## Exercise prompt
Write the count of lines that contain the word "hour" and nothing else.
-- Start of Data rows --
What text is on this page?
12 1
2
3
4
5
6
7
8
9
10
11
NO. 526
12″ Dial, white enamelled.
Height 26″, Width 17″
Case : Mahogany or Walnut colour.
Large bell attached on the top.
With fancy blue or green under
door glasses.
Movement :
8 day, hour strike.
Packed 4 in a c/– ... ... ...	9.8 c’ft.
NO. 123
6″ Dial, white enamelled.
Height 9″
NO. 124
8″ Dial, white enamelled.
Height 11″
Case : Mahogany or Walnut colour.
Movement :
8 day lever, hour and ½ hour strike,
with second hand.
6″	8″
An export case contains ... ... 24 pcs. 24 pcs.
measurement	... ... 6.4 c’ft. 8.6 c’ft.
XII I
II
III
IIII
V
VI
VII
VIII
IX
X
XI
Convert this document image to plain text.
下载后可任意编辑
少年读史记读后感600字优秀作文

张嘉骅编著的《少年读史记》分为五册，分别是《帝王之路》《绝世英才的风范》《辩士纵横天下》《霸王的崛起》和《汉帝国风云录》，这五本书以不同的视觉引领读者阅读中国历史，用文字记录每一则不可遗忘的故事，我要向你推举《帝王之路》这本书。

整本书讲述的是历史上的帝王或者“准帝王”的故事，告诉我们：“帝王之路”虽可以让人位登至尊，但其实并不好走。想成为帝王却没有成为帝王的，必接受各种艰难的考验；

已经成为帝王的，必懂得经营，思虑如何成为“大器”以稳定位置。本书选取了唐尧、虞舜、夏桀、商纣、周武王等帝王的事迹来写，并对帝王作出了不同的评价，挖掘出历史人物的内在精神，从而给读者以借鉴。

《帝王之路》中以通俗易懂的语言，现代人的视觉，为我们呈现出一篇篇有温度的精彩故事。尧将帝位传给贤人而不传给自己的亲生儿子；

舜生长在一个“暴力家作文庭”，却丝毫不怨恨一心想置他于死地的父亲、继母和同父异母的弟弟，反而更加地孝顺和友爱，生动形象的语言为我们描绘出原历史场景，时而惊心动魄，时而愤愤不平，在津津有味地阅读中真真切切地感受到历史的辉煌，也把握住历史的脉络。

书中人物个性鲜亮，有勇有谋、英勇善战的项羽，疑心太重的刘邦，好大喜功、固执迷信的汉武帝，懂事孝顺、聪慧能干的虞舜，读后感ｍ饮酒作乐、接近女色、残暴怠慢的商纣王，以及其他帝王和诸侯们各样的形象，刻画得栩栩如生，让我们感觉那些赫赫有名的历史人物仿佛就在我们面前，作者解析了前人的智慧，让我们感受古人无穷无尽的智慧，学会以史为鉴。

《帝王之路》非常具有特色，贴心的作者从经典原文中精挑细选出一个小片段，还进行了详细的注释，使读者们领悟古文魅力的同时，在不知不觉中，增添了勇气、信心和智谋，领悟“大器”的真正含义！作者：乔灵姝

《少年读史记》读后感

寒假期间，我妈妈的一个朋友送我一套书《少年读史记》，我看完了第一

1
-- End of Data rows --
## Result of the exercise
2